**Treść polecenia**
Podejmij tekst o misji HR po jego ostatnim zdaniu i napisz dalszy ciąg.

**Dostarczony tekst**

_ _ _ _ _ _ _

Misja HR – odpowiedzialność za przyszłość, a nie budżet
W przypadku pracy w HR rzecz idzie nie o to, żeby być ważnym działem. Nie o projekty, systemy czy raporty dla centrali, choć te, robione należycie i z wysoką jakością, są ważnym źródłem danych pomagających formułować wnioski nt. przeszłości i przewidywać trafnie przyszłość. W pracy strategicznego HR-owca chodzi o ludzi. Głównym celem HR jest dostarczanie wiarygodnych danych i argumentów pokazujących, że najważniejszym kapitałem firmy, gwarantującym jej bezpieczeństwo istnienia i silną pozycję w przyszłości, są zaangażowani i kompetentni ludzie, wpisani w ramę mądrze zaprojektowanej, elastycznej struktury. Że ten najcenniejszy kapitał, nie „miękki” ale „twardy” (bo dający się mierzyć, rozwijać i pomnażać lub trwonić) wymaga sztuki zarządzania nie tylko wynagrodzeniami, headcountem i kompetencjami, ale motywacją, zaangażowaniem, kreatywnością i różnorodnością wykraczającą daleko poza płeć. Tej sztuki zarządzania dziś wymagamy nie od specjalistów HR, tylko od sprawnych menedżerów, przygotowanych na przyszłe trendy i wyzwania biznesowe.
Zadaniem HR jest nieustannie przypominać, że dzisiejszy rynek, dzięki zmianom postaw konsumenckich, wymaga spełnienia obietnicy marki. To zaś mogą zrobić nie technologie i produkty nieróżniące się zbytnio od siebie, a wyłącznie ludzie, którzy pracują w ramach określonej, przemyślanej i budowanej z determinacją kultury. Taka zaś będzie kultura, jakie akceptowane i nagradzane na co dzień postawy i wartości oraz wynikające z nich poczucie sensu wykonywanej pracy.
Nadawanie sensu pracy
I tak doszliśmy do sedna dzisiejszego felietonu, czyli do:
- nadawania sensu pracy
- zarządzania atmosferą i energią organizacyjną oraz
- odpowiedzialności za przyszły stan kultury zarządzania i przywództwa
jako głównych wyzwań stratega HR.
Wiemy już, że kultura zje strategię na śniadanie. Nawet najlepsze koncepcje biznesowe polegną wobec silnej lub destrukcyjnej kultury kreowanej przecież przez ludzi, a nie korporacyjne centrale czy działy HR. Kultury budowanej w praktyce codziennego organizacyjnego życia, a nie pobożnych życzeń formułowanych na spotkaniach zarządów.
Spełnianie obietnicy marki (bo marka to drugi kluczowy kapitał firmy stanowiący o wycenie jej wartości) i prezentowanie wartości firmowych w działaniu, zależy wyłącznie od ludzi, wspieranych lub osłabianych przez lepsze lub gorsze systemy i technologie. Kultura firm zależy od wszystkich, którzy wchodzą ze sobą w interakcje w pracy.
Nowe kompetencje i kierunki działania HR
Dzisiejszy strateg HR jest już świadom potrzeby budowania marki zespołu HR, marki przywództwa czy marki własnego zarządu w organizacji. On ma większe aspiracje.

_ _ _ _ _ _ _

**Prezentowane dane**
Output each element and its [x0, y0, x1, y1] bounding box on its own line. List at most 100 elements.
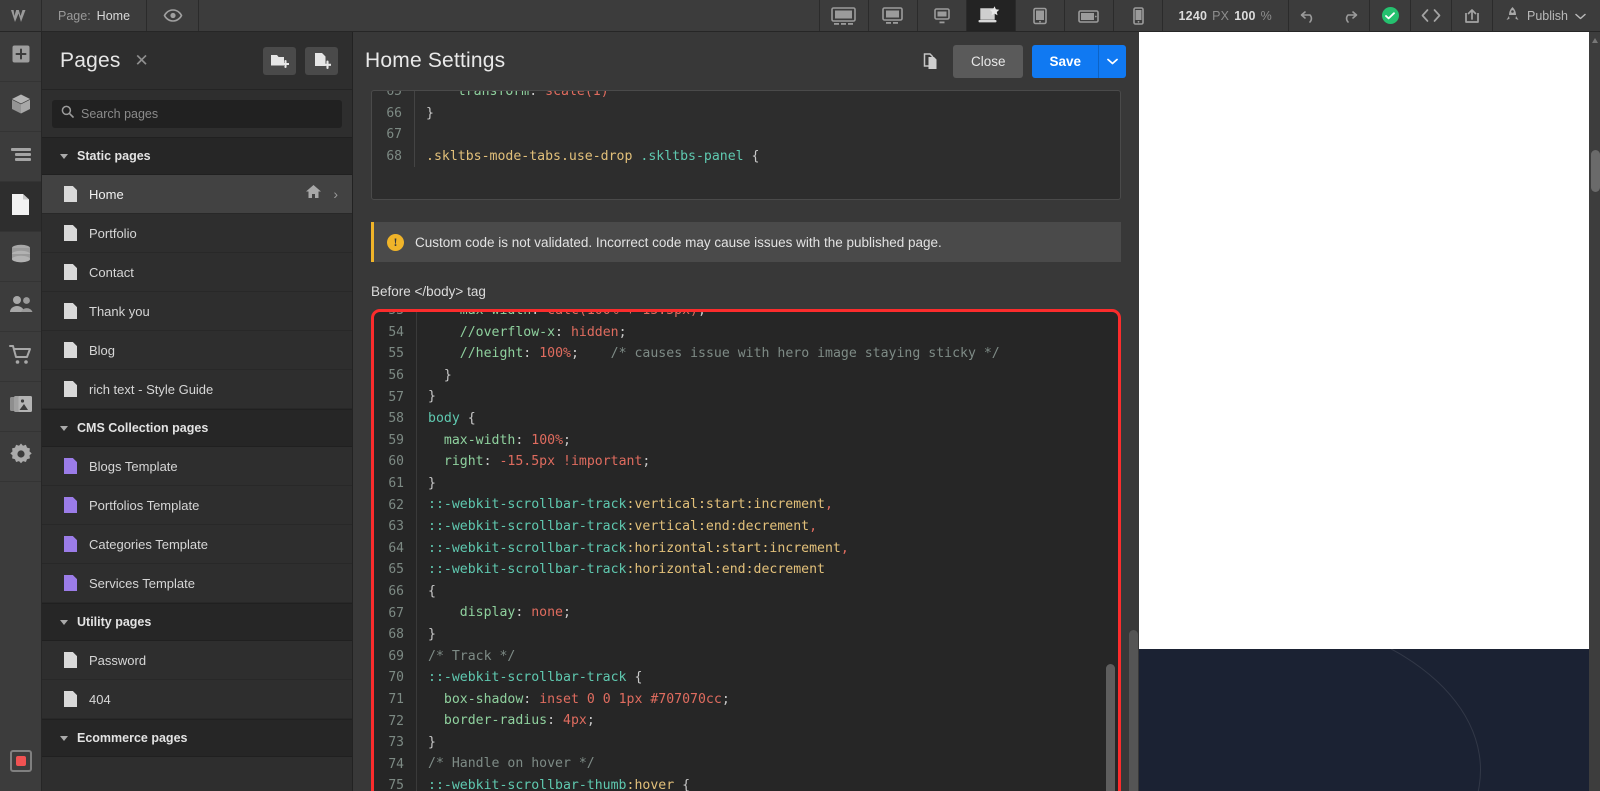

_ _ _ _ _ _ _

**Wynik ćwiczenia**
- Rozwija swoją kadrę kierowniczą tak, by potrafiła w zrozumiały i motywujący sposób mówić o strategii, kulturze i wartościach oraz budować zaufanie niezbędne do tworzenia kultury innowacji.
- Skutecznie inicjuje proces przekazywania menedżerom kluczowych funkcji i zadań dotychczas realizowanych przez HR (rekrutacja w social media, budowanie marki zespołu i pracodawcy, poławianie talentów, profesjonalny codzienny feedback i rzetelna ocena roczna, profesjonalna komunikacja decyzji o zwolnieniach, skuteczne pozbywanie się pracowników nieetycznych i toksycznych, zarządzanie wynagrodzeniami – profesjonalne decyzje podwyżkowe i awanse, rozwijanie sukcesorów, mentoring etc).
- Promuje korzyści płynące z profesjonalnej komunikacji operacyjnej i strategicznej, potrafi wyliczać straty wynikającej z niespójnej lub nieprofesjonalnej komunikacji na każdym poziomie zarządzania.
- Monitoruje puls firmy, skutecznie wyłapuje i sygnalizuje zagrożenia dla firmowych wartości, zaufania, pożądanej kultury firmy, stylu zarządzania i wyników biznesowych.
- Dba o wpisanie postaw promujących firmowe wartości w agendę zarządu, cele kadry menedżerskiej, systemy ocen, a na koniec o powiązanie ich z systemem motywacyjnym.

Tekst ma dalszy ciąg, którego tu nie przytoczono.